Find the lines with "When" in them and copy them out.
§
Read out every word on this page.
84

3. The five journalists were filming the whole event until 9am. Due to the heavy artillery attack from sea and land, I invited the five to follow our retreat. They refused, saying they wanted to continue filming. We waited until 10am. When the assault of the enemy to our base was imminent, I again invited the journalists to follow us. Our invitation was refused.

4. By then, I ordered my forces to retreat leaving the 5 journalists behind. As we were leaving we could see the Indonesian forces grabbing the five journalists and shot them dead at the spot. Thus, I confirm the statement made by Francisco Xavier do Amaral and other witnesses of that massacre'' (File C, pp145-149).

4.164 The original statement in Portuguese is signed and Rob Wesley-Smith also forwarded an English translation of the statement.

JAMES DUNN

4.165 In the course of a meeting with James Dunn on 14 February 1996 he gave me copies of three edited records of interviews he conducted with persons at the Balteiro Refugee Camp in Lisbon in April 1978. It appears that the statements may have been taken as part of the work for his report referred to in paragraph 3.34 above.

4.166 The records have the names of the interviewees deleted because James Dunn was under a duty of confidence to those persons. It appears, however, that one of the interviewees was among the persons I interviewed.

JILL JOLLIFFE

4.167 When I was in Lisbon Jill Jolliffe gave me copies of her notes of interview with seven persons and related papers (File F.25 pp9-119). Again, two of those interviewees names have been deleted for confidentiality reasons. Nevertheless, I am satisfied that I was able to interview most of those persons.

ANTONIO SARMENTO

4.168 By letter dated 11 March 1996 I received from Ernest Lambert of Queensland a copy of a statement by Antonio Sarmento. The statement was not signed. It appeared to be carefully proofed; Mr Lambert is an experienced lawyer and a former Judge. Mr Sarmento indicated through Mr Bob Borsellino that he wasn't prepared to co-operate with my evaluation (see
§
ANSWER »
3. The five journalists were filming the whole event until 9am. Due to the heavy artillery attack from sea and land, I invited the five to follow our retreat. They refused, saying they wanted to continue filming. We waited until 10am. When the assault of the enemy to our base was imminent, I again invited the journalists to follow us. Our invitation was refused.
4.167 When I was in Lisbon Jill Jolliffe gave me copies of her notes of interview with seven persons and related papers (File F.25 pp9-119). Again, two of those interviewees names have been deleted for confidentiality reasons. Nevertheless, I am satisfied that I was able to interview most of those persons.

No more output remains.